# Stated goal
Every entry must be copied word for word.

Dataset listings of figures:
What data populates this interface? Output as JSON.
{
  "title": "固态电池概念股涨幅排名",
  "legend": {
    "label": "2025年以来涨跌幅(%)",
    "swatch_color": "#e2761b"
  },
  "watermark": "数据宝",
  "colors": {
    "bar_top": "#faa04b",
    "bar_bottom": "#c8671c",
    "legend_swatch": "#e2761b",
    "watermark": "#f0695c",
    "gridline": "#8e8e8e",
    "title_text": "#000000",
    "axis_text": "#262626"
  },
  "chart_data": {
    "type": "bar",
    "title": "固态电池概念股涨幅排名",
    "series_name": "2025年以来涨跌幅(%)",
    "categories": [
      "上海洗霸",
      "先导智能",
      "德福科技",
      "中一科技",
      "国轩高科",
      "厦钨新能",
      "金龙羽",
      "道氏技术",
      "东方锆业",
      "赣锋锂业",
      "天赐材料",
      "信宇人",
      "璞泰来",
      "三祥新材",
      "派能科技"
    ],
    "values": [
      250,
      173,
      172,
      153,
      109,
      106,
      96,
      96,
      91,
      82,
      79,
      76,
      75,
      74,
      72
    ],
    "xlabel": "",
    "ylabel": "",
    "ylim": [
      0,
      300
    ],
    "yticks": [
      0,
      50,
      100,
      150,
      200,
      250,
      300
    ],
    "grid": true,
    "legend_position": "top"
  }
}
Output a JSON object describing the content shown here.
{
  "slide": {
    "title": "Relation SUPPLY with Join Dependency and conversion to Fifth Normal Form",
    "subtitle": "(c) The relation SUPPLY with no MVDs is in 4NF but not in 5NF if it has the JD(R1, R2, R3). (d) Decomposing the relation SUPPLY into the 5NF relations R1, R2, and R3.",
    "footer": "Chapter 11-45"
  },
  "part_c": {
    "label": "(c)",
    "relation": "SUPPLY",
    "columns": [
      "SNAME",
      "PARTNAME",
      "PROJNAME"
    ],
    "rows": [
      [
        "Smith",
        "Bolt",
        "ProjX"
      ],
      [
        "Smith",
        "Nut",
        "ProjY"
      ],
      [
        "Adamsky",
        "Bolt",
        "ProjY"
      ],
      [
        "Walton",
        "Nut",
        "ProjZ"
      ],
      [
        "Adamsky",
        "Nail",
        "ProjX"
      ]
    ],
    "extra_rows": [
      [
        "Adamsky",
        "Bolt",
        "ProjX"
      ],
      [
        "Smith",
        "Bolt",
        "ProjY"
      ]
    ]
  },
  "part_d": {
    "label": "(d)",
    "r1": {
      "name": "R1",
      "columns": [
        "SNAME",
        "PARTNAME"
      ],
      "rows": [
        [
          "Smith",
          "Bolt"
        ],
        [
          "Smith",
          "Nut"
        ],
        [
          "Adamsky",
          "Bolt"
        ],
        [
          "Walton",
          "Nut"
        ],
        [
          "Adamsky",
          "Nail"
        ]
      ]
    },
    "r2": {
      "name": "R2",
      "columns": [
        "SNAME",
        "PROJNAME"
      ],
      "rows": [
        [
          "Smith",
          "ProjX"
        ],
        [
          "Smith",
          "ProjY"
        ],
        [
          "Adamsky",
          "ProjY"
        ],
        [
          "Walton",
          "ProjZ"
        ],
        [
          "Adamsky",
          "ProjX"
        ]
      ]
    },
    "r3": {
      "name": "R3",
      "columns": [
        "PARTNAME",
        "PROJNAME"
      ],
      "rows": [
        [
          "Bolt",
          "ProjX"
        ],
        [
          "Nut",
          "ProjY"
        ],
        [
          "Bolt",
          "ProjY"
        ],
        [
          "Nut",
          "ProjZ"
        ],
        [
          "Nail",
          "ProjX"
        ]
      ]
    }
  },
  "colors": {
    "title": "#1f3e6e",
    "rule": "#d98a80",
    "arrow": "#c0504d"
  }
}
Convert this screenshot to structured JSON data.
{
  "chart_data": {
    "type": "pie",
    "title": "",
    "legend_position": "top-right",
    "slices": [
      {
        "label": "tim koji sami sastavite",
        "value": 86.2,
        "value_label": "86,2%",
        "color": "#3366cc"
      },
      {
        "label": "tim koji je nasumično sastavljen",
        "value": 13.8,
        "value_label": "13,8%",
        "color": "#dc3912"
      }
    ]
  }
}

# The result
What data populates this interface? Output as JSON.
{
  "title": "固态电池概念股涨幅排名",
  "legend": {
    "label": "2025年以来涨跌幅(%)",
    "swatch_color": "#e2761b"
  },
  "watermark": "数据宝",
  "colors": {
    "bar_top": "#faa04b",
    "bar_bottom": "#c8671c",
    "legend_swatch": "#e2761b",
    "watermark": "#f0695c",
    "gridline": "#8e8e8e",
    "title_text": "#000000",
    "axis_text": "#262626"
  },
  "chart_data": {
    "type": "bar",
    "title": "固态电池概念股涨幅排名",
    "series_name": "2025年以来涨跌幅(%)",
    "categories": [
      "上海洗霸",
      "先导智能",
      "德福科技",
      "中一科技",
      "国轩高科",
      "厦钨新能",
      "金龙羽",
      "道氏技术",
      "东方锆业",
      "赣锋锂业",
      "天赐材料",
      "信宇人",
      "璞泰来",
      "三祥新材",
      "派能科技"
    ],
    "values": [
      250,
      173,
      172,
      153,
      109,
      106,
      96,
      96,
      91,
      82,
      79,
      76,
      75,
      74,
      72
    ],
    "xlabel": "",
    "ylabel": "",
    "ylim": [
      0,
      300
    ],
    "yticks": [
      0,
      50,
      100,
      150,
      200,
      250,
      300
    ],
    "grid": true,
    "legend_position": "top"
  }
}
Output a JSON object describing the content shown here.
{
  "slide": {
    "title": "Relation SUPPLY with Join Dependency and conversion to Fifth Normal Form",
    "subtitle": "(c) The relation SUPPLY with no MVDs is in 4NF but not in 5NF if it has the JD(R1, R2, R3). (d) Decomposing the relation SUPPLY into the 5NF relations R1, R2, and R3.",
    "footer": "Chapter 11-45"
  },
  "part_c": {
    "label": "(c)",
    "relation": "SUPPLY",
    "columns": [
      "SNAME",
      "PARTNAME",
      "PROJNAME"
    ],
    "rows": [
      [
        "Smith",
        "Bolt",
        "ProjX"
      ],
      [
        "Smith",
        "Nut",
        "ProjY"
      ],
      [
        "Adamsky",
        "Bolt",
        "ProjY"
      ],
      [
        "Walton",
        "Nut",
        "ProjZ"
      ],
      [
        "Adamsky",
        "Nail",
        "ProjX"
      ]
    ],
    "extra_rows": [
      [
        "Adamsky",
        "Bolt",
        "ProjX"
      ],
      [
        "Smith",
        "Bolt",
        "ProjY"
      ]
    ]
  },
  "part_d": {
    "label": "(d)",
    "r1": {
      "name": "R1",
      "columns": [
        "SNAME",
        "PARTNAME"
      ],
      "rows": [
        [
          "Smith",
          "Bolt"
        ],
        [
          "Smith",
          "Nut"
        ],
        [
          "Adamsky",
          "Bolt"
        ],
        [
          "Walton",
          "Nut"
        ],
        [
          "Adamsky",
          "Nail"
        ]
      ]
    },
    "r2": {
      "name": "R2",
      "columns": [
        "SNAME",
        "PROJNAME"
      ],
      "rows": [
        [
          "Smith",
          "ProjX"
        ],
        [
          "Smith",
          "ProjY"
        ],
        [
          "Adamsky",
          "ProjY"
        ],
        [
          "Walton",
          "ProjZ"
        ],
        [
          "Adamsky",
          "ProjX"
        ]
      ]
    },
    "r3": {
      "name": "R3",
      "columns": [
        "PARTNAME",
        "PROJNAME"
      ],
      "rows": [
        [
          "Bolt",
          "ProjX"
        ],
        [
          "Nut",
          "ProjY"
        ],
        [
          "Bolt",
          "ProjY"
        ],
        [
          "Nut",
          "ProjZ"
        ],
        [
          "Nail",
          "ProjX"
        ]
      ]
    }
  },
  "colors": {
    "title": "#1f3e6e",
    "rule": "#d98a80",
    "arrow": "#c0504d"
  }
}
Convert this screenshot to structured JSON data.
{
  "chart_data": {
    "type": "pie",
    "title": "",
    "legend_position": "top-right",
    "slices": [
      {
        "label": "tim koji sami sastavite",
        "value": 86.2,
        "value_label": "86,2%",
        "color": "#3366cc"
      },
      {
        "label": "tim koji je nasumično sastavljen",
        "value": 13.8,
        "value_label": "13,8%",
        "color": "#dc3912"
      }
    ]
  }
}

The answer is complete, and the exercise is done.